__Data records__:
BEGIN
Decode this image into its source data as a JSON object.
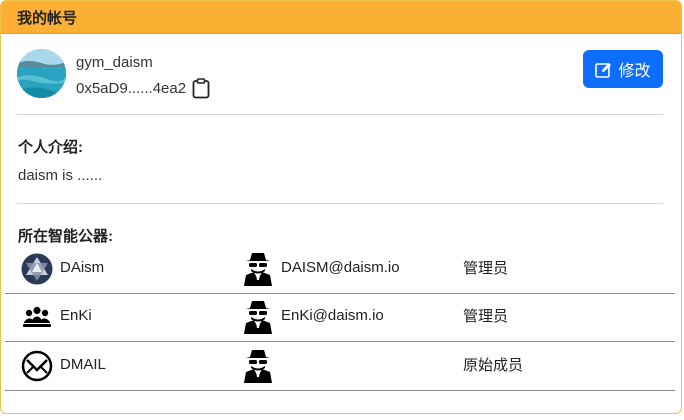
{
  "header": {
    "title": "我的帐号"
  },
  "profile": {
    "username": "gym_daism",
    "address": "0x5aD9......4ea2",
    "edit_label": "修改"
  },
  "intro": {
    "title": "个人介绍:",
    "text": "daism is ......"
  },
  "daos": {
    "title": "所在智能公器:",
    "rows": [
      {
        "name": "DAism",
        "email": "DAISM@daism.io",
        "role": "管理员",
        "icon": "daism-logo-icon"
      },
      {
        "name": "EnKi",
        "email": "EnKi@daism.io",
        "role": "管理员",
        "icon": "enki-people-icon"
      },
      {
        "name": "DMAIL",
        "email": "",
        "role": "原始成员",
        "icon": "dmail-envelope-icon"
      }
    ]
  },
  "colors": {
    "header_bg": "#fbb034",
    "button_bg": "#0d6efd"
  }
}
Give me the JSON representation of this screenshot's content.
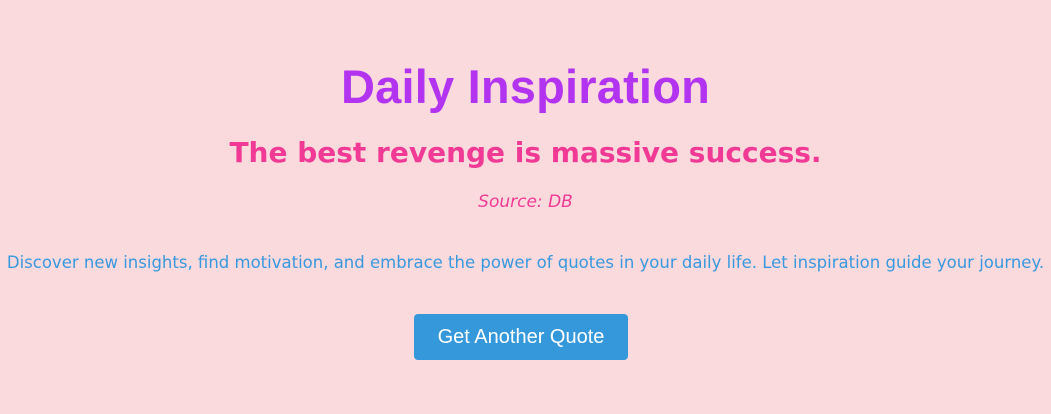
{
  "page": {
    "title": "Daily Inspiration",
    "quote": "The best revenge is massive success.",
    "source": "Source: DB",
    "description": "Discover new insights, find motivation, and embrace the power of quotes in your daily life. Let inspiration guide your journey.",
    "button_label": "Get Another Quote"
  },
  "colors": {
    "background": "#fadadd",
    "title": "#b234f0",
    "quote": "#f03a95",
    "description": "#3a98de",
    "button": "#3498db",
    "button_text": "#ffffff"
  }
}
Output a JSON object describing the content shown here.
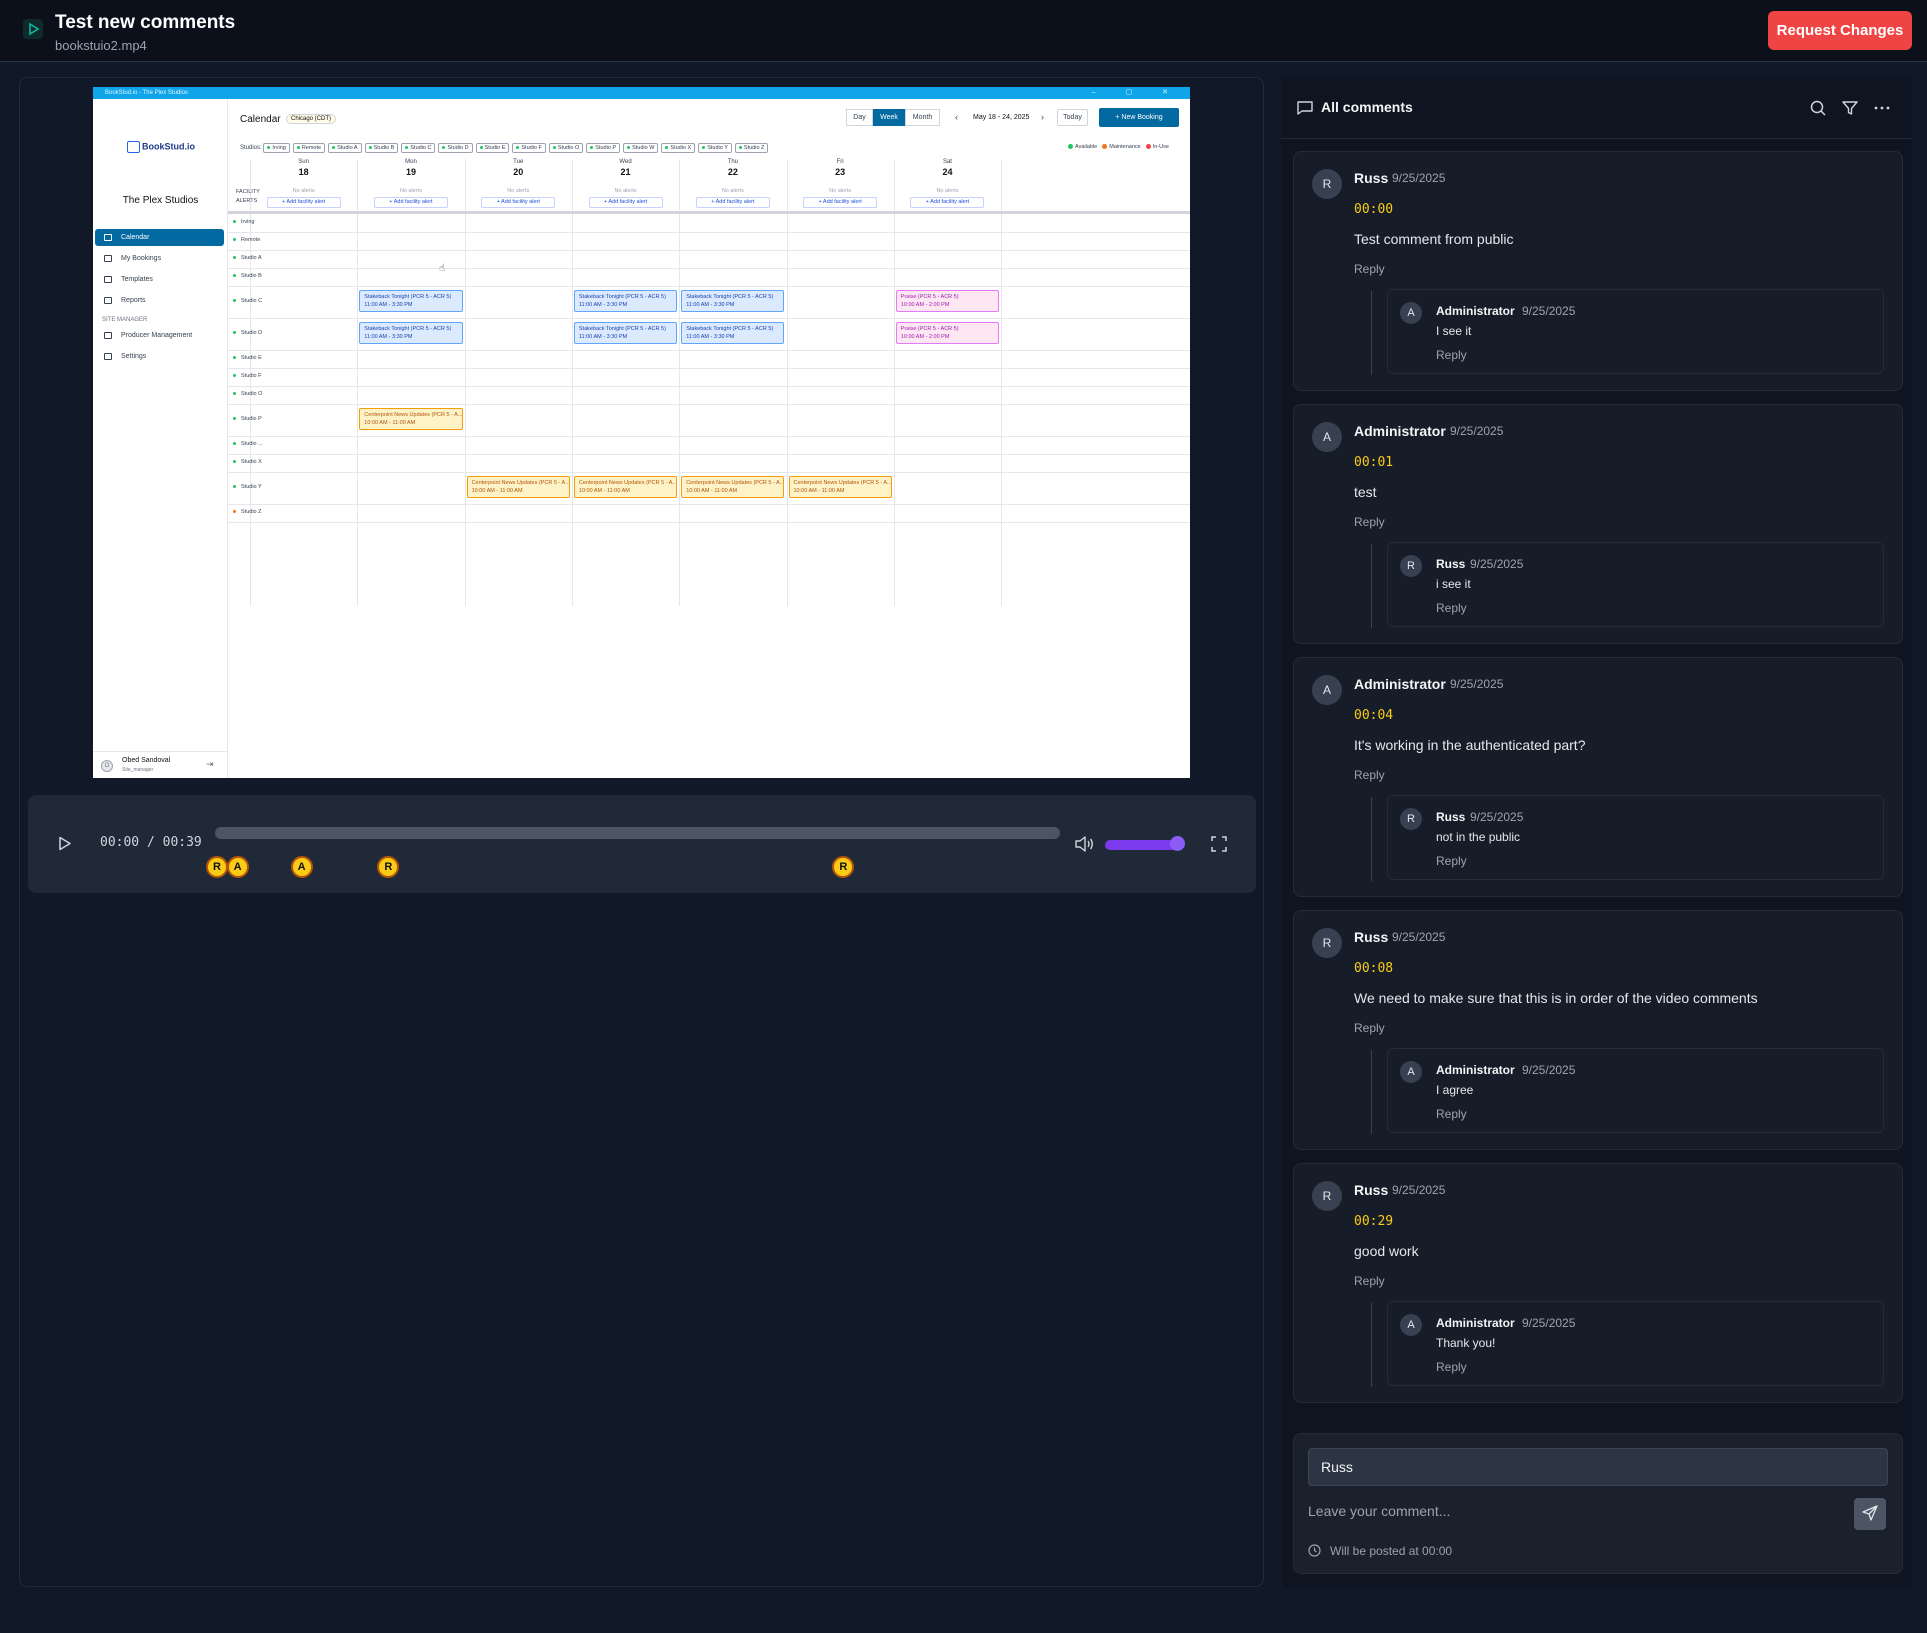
END
__OBJECTIVE__:
Every line should be retyped exactly, with the pictures omitted.

__RESPONSE TO THIS TASK__:
Decode this image into its source data as a JSON object.
{
  "header": {
    "title": "我的帐号"
  },
  "profile": {
    "username": "gym_daism",
    "address": "0x5aD9......4ea2",
    "edit_label": "修改"
  },
  "intro": {
    "title": "个人介绍:",
    "text": "daism is ......"
  },
  "daos": {
    "title": "所在智能公器:",
    "rows": [
      {
        "name": "DAism",
        "email": "DAISM@daism.io",
        "role": "管理员",
        "icon": "daism-logo-icon"
      },
      {
        "name": "EnKi",
        "email": "EnKi@daism.io",
        "role": "管理员",
        "icon": "enki-people-icon"
      },
      {
        "name": "DMAIL",
        "email": "",
        "role": "原始成员",
        "icon": "dmail-envelope-icon"
      }
    ]
  },
  "colors": {
    "header_bg": "#fbb034",
    "button_bg": "#0d6efd"
  }
}
Give me the JSON representation of this screenshot's content.
{
  "page": {
    "title": "Daily Inspiration",
    "quote": "The best revenge is massive success.",
    "source": "Source: DB",
    "description": "Discover new insights, find motivation, and embrace the power of quotes in your daily life. Let inspiration guide your journey.",
    "button_label": "Get Another Quote"
  },
  "colors": {
    "background": "#fadadd",
    "title": "#b234f0",
    "quote": "#f03a95",
    "description": "#3a98de",
    "button": "#3498db",
    "button_text": "#ffffff"
  }
}
Output a JSON object describing the content shown here.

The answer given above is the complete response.